**Excerpted data:**
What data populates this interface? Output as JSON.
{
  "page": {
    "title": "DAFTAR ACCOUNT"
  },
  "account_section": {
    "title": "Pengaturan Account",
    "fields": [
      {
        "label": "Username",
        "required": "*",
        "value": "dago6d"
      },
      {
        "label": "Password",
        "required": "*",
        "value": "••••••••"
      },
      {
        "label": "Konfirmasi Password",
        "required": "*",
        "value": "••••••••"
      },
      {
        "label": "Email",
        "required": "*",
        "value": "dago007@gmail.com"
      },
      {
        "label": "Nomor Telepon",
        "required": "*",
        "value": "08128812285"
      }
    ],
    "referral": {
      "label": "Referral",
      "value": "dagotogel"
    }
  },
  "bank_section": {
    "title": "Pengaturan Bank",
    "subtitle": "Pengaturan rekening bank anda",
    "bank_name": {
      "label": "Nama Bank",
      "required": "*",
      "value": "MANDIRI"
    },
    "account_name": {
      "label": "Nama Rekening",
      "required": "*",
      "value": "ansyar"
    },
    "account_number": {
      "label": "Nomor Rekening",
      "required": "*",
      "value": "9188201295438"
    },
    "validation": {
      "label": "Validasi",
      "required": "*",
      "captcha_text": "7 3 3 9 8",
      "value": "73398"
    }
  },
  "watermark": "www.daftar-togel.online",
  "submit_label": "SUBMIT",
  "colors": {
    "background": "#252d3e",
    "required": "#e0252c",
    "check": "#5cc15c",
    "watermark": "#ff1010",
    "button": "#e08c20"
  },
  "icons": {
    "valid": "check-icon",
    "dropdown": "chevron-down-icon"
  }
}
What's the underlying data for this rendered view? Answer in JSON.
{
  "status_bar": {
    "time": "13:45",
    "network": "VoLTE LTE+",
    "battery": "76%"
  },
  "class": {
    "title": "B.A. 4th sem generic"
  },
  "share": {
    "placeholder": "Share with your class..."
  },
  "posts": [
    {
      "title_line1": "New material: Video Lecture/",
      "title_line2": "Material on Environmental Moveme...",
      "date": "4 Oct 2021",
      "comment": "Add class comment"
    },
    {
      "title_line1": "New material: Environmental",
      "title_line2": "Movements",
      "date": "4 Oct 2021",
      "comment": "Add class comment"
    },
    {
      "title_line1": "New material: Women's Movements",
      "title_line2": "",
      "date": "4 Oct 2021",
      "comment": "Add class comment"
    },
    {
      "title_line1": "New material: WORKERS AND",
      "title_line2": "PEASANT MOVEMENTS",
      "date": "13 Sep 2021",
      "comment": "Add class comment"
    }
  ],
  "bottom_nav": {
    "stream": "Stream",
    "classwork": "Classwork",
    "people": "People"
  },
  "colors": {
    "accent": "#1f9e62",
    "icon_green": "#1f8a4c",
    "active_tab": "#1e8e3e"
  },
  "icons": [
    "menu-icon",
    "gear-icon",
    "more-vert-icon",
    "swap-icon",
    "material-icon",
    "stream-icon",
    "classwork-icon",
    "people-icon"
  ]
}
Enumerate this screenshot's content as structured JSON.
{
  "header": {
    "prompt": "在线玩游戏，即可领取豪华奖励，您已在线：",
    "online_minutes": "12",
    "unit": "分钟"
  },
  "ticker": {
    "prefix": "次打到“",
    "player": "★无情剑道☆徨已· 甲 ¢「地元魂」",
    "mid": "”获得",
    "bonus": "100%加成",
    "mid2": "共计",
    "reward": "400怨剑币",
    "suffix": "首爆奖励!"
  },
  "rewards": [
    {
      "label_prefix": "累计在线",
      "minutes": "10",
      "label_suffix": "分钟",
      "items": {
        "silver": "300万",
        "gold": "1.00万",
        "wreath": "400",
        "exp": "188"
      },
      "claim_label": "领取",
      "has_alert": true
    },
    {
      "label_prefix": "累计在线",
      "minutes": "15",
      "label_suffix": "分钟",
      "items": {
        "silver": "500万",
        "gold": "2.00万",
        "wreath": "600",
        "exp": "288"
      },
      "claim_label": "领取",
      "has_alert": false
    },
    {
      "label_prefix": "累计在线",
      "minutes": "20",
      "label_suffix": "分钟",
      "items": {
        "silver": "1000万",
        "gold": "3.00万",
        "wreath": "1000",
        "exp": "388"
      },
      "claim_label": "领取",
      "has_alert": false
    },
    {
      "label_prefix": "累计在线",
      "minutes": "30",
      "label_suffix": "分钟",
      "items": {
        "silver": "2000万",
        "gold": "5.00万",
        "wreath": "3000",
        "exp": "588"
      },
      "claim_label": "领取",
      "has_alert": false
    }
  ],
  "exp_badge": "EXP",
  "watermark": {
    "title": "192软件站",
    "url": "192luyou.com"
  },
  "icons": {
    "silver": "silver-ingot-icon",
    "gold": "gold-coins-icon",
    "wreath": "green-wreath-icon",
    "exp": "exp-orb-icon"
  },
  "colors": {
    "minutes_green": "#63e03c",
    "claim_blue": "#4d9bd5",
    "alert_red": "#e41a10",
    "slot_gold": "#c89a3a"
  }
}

**Task statement:** Count the lines of these entries that hold the string "value", and give only that number.

**Final result:** 10